* start *
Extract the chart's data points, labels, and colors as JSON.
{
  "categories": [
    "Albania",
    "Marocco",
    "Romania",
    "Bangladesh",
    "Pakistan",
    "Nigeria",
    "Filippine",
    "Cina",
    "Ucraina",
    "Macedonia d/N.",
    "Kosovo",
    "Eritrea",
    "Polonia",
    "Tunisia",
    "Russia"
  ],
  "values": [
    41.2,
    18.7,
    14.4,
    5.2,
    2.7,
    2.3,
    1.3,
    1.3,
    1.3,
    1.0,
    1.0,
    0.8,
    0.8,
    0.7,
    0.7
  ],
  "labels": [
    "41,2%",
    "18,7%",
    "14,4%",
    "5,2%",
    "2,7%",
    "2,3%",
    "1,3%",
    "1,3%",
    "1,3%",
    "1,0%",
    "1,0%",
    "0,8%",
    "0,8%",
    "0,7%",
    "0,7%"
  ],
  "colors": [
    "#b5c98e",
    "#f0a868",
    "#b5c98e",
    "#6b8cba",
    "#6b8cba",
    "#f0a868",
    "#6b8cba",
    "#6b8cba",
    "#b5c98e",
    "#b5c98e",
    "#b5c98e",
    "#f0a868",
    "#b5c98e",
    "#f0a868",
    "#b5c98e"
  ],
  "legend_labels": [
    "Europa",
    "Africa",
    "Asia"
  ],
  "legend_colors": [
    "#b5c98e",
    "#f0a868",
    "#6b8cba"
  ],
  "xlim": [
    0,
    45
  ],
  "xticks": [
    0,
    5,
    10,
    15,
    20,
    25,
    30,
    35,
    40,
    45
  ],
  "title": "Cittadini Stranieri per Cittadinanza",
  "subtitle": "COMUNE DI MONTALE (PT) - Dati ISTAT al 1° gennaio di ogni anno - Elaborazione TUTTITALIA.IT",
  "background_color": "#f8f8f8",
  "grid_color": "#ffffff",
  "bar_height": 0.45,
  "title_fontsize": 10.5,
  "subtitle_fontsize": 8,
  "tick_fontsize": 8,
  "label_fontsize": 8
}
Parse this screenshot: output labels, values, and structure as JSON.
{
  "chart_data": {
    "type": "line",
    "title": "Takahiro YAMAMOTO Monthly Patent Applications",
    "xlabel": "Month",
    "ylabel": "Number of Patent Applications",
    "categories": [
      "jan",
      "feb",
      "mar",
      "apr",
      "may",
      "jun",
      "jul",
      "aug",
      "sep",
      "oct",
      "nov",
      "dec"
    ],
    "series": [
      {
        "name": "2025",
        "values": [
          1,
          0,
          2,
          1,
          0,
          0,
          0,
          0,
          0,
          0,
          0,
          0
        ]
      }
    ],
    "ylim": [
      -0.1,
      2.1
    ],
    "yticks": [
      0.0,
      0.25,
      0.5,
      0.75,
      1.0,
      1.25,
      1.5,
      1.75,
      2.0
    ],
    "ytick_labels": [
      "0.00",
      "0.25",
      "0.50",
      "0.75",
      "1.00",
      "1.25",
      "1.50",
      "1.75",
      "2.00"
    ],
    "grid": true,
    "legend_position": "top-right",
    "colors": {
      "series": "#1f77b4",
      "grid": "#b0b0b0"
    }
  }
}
* end *
Above are the records; retype every one exactly.

#### Written answer:
Extract the chart's data points, labels, and colors as JSON.
{
  "categories": [
    "Albania",
    "Marocco",
    "Romania",
    "Bangladesh",
    "Pakistan",
    "Nigeria",
    "Filippine",
    "Cina",
    "Ucraina",
    "Macedonia d/N.",
    "Kosovo",
    "Eritrea",
    "Polonia",
    "Tunisia",
    "Russia"
  ],
  "values": [
    41.2,
    18.7,
    14.4,
    5.2,
    2.7,
    2.3,
    1.3,
    1.3,
    1.3,
    1.0,
    1.0,
    0.8,
    0.8,
    0.7,
    0.7
  ],
  "labels": [
    "41,2%",
    "18,7%",
    "14,4%",
    "5,2%",
    "2,7%",
    "2,3%",
    "1,3%",
    "1,3%",
    "1,3%",
    "1,0%",
    "1,0%",
    "0,8%",
    "0,8%",
    "0,7%",
    "0,7%"
  ],
  "colors": [
    "#b5c98e",
    "#f0a868",
    "#b5c98e",
    "#6b8cba",
    "#6b8cba",
    "#f0a868",
    "#6b8cba",
    "#6b8cba",
    "#b5c98e",
    "#b5c98e",
    "#b5c98e",
    "#f0a868",
    "#b5c98e",
    "#f0a868",
    "#b5c98e"
  ],
  "legend_labels": [
    "Europa",
    "Africa",
    "Asia"
  ],
  "legend_colors": [
    "#b5c98e",
    "#f0a868",
    "#6b8cba"
  ],
  "xlim": [
    0,
    45
  ],
  "xticks": [
    0,
    5,
    10,
    15,
    20,
    25,
    30,
    35,
    40,
    45
  ],
  "title": "Cittadini Stranieri per Cittadinanza",
  "subtitle": "COMUNE DI MONTALE (PT) - Dati ISTAT al 1° gennaio di ogni anno - Elaborazione TUTTITALIA.IT",
  "background_color": "#f8f8f8",
  "grid_color": "#ffffff",
  "bar_height": 0.45,
  "title_fontsize": 10.5,
  "subtitle_fontsize": 8,
  "tick_fontsize": 8,
  "label_fontsize": 8
}
Parse this screenshot: output labels, values, and structure as JSON.
{
  "chart_data": {
    "type": "line",
    "title": "Takahiro YAMAMOTO Monthly Patent Applications",
    "xlabel": "Month",
    "ylabel": "Number of Patent Applications",
    "categories": [
      "jan",
      "feb",
      "mar",
      "apr",
      "may",
      "jun",
      "jul",
      "aug",
      "sep",
      "oct",
      "nov",
      "dec"
    ],
    "series": [
      {
        "name": "2025",
        "values": [
          1,
          0,
          2,
          1,
          0,
          0,
          0,
          0,
          0,
          0,
          0,
          0
        ]
      }
    ],
    "ylim": [
      -0.1,
      2.1
    ],
    "yticks": [
      0.0,
      0.25,
      0.5,
      0.75,
      1.0,
      1.25,
      1.5,
      1.75,
      2.0
    ],
    "ytick_labels": [
      "0.00",
      "0.25",
      "0.50",
      "0.75",
      "1.00",
      "1.25",
      "1.50",
      "1.75",
      "2.00"
    ],
    "grid": true,
    "legend_position": "top-right",
    "colors": {
      "series": "#1f77b4",
      "grid": "#b0b0b0"
    }
  }
}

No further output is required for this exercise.